**WHAT THE TASK REQUIRES**:
Where a line holds the word "также", copy that line.
◇ ◇ ◇ ◇ ◇ ◇ ◇
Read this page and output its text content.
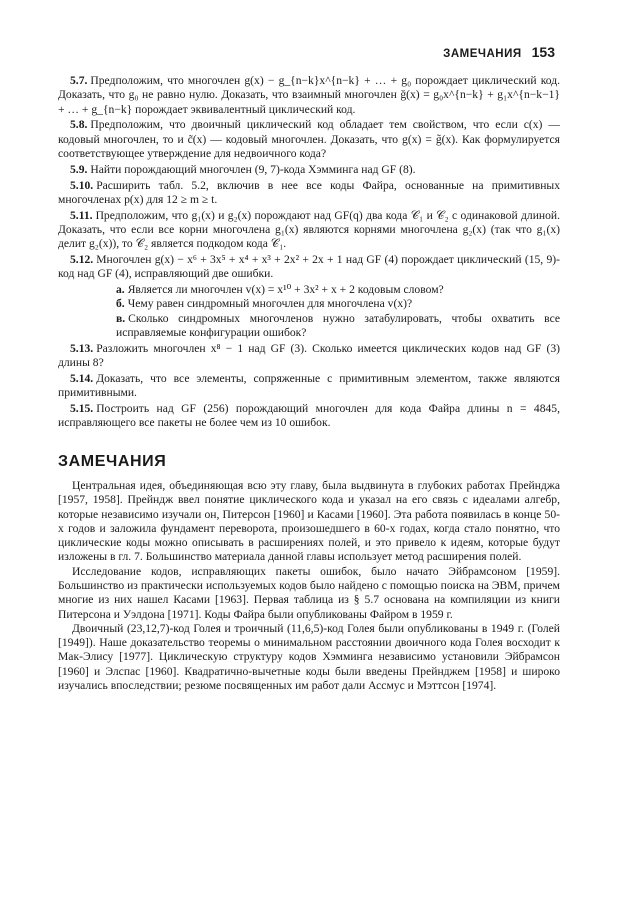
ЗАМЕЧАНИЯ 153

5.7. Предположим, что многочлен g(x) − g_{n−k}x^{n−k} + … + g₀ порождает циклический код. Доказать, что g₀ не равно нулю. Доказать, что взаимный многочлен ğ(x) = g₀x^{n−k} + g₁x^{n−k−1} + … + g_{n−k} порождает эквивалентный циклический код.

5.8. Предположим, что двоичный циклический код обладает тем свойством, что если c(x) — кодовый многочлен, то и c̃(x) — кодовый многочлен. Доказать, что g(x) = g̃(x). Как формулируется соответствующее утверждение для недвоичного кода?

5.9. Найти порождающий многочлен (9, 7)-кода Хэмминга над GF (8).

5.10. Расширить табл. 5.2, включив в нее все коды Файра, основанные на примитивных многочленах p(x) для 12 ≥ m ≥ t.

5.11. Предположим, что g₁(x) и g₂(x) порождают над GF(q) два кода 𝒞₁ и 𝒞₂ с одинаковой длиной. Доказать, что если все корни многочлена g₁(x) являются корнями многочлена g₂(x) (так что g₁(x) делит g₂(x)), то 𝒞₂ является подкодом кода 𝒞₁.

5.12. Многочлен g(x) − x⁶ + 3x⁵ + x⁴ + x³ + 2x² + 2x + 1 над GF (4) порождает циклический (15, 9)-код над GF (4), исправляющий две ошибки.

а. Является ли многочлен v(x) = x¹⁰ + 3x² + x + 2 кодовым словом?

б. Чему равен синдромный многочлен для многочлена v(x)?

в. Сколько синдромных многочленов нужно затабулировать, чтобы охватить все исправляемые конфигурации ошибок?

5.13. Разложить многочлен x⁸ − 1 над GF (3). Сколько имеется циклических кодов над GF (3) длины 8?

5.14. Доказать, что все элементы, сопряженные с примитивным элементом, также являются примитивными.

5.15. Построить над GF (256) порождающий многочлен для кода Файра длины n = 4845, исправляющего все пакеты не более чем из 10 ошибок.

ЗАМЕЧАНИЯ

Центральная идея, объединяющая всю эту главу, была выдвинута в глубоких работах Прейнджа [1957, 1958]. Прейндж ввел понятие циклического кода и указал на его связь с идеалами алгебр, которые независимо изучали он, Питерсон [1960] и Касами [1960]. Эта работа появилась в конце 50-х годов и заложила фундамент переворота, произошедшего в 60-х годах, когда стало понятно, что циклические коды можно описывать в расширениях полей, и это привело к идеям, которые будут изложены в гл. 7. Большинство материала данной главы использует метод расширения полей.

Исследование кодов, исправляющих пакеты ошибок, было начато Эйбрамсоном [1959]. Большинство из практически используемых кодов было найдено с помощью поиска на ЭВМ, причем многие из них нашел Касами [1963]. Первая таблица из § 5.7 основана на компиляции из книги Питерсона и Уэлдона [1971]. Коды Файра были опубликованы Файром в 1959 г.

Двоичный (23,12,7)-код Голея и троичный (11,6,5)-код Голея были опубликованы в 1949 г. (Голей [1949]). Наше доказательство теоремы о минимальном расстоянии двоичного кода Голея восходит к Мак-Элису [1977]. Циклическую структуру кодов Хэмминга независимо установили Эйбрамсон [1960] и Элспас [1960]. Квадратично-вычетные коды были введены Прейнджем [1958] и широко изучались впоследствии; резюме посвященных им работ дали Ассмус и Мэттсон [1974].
◇ ◇ ◇ ◇ ◇ ◇ ◇
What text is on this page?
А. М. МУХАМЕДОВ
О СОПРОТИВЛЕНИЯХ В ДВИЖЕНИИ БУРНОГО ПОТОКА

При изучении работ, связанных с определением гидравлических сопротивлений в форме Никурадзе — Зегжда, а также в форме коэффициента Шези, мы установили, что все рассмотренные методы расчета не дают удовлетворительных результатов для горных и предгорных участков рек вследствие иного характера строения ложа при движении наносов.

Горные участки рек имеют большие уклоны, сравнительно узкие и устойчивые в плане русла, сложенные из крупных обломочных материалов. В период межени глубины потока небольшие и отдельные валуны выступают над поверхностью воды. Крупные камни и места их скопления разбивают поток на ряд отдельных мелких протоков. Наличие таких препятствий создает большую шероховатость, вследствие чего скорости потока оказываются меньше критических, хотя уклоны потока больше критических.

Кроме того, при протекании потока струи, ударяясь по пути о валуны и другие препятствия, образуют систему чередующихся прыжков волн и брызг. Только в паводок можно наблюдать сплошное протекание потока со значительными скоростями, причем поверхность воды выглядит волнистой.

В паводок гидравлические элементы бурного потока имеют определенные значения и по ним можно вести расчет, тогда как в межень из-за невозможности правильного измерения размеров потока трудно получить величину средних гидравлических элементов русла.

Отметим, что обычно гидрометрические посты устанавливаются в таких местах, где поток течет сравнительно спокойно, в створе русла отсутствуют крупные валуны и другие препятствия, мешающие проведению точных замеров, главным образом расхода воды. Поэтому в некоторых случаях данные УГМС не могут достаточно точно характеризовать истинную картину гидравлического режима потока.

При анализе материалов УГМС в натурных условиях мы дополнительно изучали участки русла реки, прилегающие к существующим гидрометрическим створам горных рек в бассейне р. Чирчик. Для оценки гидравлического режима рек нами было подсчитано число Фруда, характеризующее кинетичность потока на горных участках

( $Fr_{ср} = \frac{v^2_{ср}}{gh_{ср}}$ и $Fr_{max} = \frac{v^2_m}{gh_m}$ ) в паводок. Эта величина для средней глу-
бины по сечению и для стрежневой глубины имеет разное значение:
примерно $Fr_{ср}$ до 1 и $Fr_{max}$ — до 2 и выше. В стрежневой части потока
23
◇ ◇ ◇ ◇ ◇ ◇ ◇
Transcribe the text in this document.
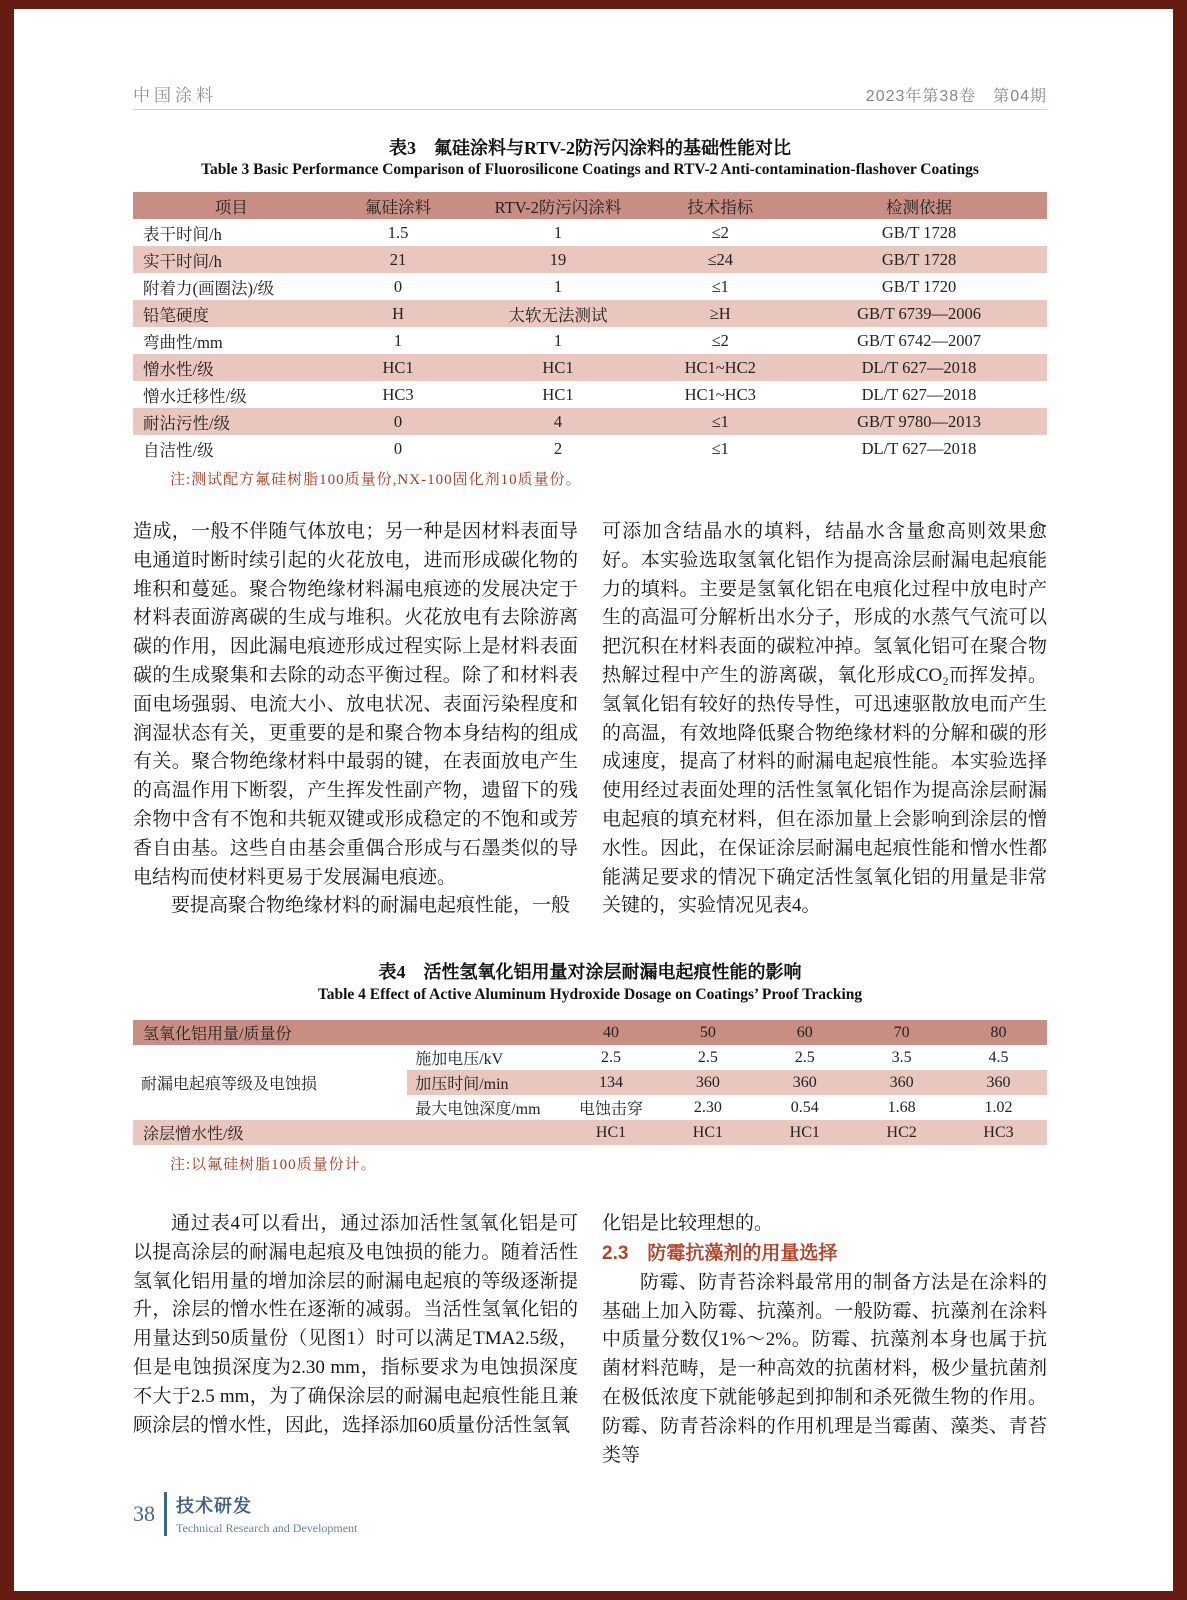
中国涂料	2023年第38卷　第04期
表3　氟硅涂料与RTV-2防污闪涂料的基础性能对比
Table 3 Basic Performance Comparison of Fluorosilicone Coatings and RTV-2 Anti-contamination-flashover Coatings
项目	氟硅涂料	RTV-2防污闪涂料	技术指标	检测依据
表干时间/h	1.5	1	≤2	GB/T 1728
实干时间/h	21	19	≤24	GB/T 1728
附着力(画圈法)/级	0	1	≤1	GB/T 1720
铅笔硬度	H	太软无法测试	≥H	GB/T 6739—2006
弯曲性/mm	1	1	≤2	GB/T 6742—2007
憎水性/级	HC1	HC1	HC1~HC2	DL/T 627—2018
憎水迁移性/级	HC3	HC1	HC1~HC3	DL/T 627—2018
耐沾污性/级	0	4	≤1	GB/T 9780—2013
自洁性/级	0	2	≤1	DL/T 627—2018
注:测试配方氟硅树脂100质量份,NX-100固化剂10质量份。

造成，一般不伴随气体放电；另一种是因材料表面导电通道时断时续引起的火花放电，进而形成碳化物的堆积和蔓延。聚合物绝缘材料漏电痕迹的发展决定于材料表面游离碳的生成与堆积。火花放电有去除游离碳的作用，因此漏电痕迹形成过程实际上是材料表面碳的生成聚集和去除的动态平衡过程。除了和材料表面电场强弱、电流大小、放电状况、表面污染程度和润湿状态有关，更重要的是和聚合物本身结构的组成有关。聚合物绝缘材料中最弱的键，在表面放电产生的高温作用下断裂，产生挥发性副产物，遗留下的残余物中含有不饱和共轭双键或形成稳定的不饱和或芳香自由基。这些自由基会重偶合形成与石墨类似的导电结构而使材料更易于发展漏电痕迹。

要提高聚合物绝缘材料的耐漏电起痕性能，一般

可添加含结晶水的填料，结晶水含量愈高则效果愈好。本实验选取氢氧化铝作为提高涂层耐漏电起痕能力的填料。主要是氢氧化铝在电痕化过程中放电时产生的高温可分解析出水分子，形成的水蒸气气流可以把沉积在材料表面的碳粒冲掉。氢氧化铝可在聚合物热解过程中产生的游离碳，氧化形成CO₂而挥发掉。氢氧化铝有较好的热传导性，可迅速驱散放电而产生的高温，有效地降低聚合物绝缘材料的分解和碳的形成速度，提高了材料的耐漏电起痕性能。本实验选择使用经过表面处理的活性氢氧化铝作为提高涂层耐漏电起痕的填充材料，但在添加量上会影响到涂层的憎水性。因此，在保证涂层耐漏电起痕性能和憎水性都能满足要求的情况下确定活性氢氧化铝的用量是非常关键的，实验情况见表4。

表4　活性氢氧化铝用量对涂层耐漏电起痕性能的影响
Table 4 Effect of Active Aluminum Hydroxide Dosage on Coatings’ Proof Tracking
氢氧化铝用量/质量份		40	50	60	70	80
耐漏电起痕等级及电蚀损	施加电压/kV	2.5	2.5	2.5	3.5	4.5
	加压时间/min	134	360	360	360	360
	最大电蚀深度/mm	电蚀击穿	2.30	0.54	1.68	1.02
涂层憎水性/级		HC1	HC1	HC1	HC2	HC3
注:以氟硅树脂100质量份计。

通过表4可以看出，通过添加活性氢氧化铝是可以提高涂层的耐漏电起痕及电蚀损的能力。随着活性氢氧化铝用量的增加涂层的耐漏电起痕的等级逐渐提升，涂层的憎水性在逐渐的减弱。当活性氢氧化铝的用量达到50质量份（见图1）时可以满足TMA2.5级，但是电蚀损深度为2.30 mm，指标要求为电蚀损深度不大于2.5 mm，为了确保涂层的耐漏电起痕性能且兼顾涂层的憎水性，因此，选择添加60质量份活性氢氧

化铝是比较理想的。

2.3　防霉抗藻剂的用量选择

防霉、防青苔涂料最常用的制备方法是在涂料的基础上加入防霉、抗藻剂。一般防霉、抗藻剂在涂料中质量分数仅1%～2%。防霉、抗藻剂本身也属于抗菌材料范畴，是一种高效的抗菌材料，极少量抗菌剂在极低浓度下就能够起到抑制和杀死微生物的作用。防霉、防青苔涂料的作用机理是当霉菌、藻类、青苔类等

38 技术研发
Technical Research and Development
◇ ◇ ◇ ◇ ◇ ◇ ◇
**TASK SOLUTION**:
5.14. Доказать, что все элементы, сопряженные с примитивным элементом, также являются примитивными.
При изучении работ, связанных с определением гидравлических сопротивлений в форме Никурадзе — Зегжда, а также в форме коэффициента Шези, мы установили, что все рассмотренные методы расчета не дают удовлетворительных результатов для горных и предгорных участков рек вследствие иного характера строения ложа при движении наносов.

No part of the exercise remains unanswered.